提取文本 –
表1.NSCLC细胞NCI-H1299、SPC-A-1与正常肺上皮细胞内miRNA的表达差异

(3)NSCLC细胞内miR-124、miR-199和miR-33过表达显著降低外泌体的水平。

发明人进行了非小细胞肺癌的早期筛查标志物筛选研究，其中miRNAs方向的研究结果表明肿瘤细胞内多种miRNAs与NSCLC临床进展和转移显著相关。发明人收集了两种NSCLC代表性细胞株(NCI-H1299和SPC-A-1)，对NSCLC细胞株和正常永生支气管上皮细胞(HBEpiC)外泌体中总miRNAs进行测序，筛选出15组与外泌体分泌水平显著相关的差异表达miRNAs分子。将前期结果与测序结果合并分析后，发明人初步研究了3种与外泌体分泌和肺癌转移显著相关的miRNA分子(miR-124、miR-199和miR-33)。

构建了pcDNA3.1-miR-124表达质粒，通过基因转染NCI-H1299，在细胞水平验证了高水平miR-124可抑制外泌体的释放，结果如图4所示。对照肿瘤细胞中40-130nm的外泌体在细胞分泌囊泡中所占比例较大；miR-124过表达后，细胞分泌囊泡中外泌体的比例显著降低(图4A)。定量分析结果显示，miR-124过表达后外泌体分泌水平降低75％以上。荧光共聚焦实验佐证了上述结果，细胞内miR-124过表达后，外泌体水平显著降低，提示miR-124可能是NSCLC细胞调控外泌体的关键分子。(图4C)。miR-199和miR-33过表达可获得类似结果。

图4显示了NSCLC细胞miR-124过表达对外泌体水平的影响。

A.miR-124及对照质粒转染后，NSCLC细胞NCI-H1299的外泌囊泡的大小分布趋势；B.miR-124过表达，显著抑制了外泌体的释放。C.荧光共聚焦结果显示NSCLC细胞内miR-124过表达降低外泌体水平肺上皮细胞内miR-124水平降低显著提高了外泌体的分泌水平。

任务内容 –
请列出这段关于非小细胞肺癌外泌体的文字中，发明人初步研究的、与外泌体分泌和肺癌转移显著相关的全部miRNA分子。 这些数据来自另一出处。

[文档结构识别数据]
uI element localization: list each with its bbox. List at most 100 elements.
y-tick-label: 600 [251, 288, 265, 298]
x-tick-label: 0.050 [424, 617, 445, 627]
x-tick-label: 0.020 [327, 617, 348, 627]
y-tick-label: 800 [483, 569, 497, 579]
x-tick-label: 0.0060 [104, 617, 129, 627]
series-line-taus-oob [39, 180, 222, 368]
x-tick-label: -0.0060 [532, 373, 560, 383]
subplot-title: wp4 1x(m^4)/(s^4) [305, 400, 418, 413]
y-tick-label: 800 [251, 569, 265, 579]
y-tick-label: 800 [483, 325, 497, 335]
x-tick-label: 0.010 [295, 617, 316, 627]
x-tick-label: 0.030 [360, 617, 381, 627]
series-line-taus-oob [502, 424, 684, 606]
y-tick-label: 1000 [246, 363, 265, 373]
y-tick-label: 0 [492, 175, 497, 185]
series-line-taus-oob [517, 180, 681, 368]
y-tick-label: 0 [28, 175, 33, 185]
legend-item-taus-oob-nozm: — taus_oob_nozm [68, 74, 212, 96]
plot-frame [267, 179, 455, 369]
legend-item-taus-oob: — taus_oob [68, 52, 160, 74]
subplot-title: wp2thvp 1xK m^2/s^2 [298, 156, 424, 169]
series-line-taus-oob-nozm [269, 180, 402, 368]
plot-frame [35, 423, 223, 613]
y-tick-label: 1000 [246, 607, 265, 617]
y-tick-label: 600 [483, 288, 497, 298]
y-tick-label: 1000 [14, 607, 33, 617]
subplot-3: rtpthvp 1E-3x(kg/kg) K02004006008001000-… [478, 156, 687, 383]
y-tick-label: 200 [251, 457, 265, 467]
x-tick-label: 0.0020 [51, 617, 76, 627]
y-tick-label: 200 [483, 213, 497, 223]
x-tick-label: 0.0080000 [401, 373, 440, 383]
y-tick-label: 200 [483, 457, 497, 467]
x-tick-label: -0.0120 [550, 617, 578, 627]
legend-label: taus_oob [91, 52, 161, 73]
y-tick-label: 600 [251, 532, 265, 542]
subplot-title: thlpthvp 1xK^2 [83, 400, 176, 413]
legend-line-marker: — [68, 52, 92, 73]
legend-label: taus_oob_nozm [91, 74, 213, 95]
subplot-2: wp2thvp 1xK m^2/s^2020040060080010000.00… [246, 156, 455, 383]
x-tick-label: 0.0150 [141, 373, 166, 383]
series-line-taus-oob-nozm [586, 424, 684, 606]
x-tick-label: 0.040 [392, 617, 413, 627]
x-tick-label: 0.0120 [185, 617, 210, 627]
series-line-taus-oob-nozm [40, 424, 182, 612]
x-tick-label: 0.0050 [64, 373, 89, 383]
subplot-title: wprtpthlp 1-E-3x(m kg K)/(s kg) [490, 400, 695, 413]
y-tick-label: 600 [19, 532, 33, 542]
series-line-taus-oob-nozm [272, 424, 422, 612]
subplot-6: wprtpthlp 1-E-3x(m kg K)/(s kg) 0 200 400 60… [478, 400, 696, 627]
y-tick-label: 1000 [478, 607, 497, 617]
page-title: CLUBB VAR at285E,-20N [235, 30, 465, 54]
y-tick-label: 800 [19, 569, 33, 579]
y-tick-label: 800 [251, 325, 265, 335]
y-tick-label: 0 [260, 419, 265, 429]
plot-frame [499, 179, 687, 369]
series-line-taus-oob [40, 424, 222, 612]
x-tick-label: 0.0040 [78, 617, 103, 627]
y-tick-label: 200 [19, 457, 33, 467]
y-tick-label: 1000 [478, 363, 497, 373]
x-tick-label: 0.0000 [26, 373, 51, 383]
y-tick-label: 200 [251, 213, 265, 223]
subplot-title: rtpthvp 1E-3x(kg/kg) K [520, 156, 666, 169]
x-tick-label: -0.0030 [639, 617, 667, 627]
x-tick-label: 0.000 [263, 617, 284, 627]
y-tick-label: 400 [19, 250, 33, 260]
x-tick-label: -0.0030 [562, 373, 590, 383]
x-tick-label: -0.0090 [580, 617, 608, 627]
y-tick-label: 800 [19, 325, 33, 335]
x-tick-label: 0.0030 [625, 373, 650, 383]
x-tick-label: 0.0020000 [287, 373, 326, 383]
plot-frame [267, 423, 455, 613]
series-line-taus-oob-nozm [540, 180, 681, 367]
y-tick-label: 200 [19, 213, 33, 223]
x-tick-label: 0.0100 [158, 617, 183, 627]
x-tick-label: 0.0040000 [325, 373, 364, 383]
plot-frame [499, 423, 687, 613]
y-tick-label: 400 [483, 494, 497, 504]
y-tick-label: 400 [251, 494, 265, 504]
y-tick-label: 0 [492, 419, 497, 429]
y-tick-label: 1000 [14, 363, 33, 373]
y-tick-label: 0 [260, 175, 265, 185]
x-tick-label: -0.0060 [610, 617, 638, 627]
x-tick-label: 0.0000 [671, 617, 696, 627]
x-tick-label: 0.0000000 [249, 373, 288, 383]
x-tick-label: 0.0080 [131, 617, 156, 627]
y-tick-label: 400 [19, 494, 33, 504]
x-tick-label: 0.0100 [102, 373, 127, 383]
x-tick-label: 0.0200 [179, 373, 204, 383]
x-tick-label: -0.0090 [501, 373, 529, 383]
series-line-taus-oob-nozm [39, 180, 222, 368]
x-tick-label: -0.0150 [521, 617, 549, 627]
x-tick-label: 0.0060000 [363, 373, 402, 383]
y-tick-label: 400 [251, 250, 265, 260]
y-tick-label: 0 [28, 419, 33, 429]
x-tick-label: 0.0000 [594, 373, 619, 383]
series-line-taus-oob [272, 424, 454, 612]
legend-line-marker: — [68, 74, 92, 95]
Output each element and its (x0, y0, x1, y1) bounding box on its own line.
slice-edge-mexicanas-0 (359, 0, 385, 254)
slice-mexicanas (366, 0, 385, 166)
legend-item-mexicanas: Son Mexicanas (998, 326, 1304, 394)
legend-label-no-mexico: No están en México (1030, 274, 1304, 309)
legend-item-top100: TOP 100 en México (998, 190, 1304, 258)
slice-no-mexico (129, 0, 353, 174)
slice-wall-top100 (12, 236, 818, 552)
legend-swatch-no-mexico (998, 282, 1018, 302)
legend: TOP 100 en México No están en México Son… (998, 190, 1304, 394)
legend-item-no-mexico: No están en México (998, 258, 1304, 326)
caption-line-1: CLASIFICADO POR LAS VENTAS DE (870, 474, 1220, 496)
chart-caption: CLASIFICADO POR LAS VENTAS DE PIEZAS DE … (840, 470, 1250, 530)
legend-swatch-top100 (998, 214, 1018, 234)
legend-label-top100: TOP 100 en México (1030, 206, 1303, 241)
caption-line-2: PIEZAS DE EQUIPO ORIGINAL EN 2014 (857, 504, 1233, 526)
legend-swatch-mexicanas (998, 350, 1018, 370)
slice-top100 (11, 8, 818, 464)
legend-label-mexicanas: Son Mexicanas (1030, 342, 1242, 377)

任务解答 –
miR-124、miR-199、miR-33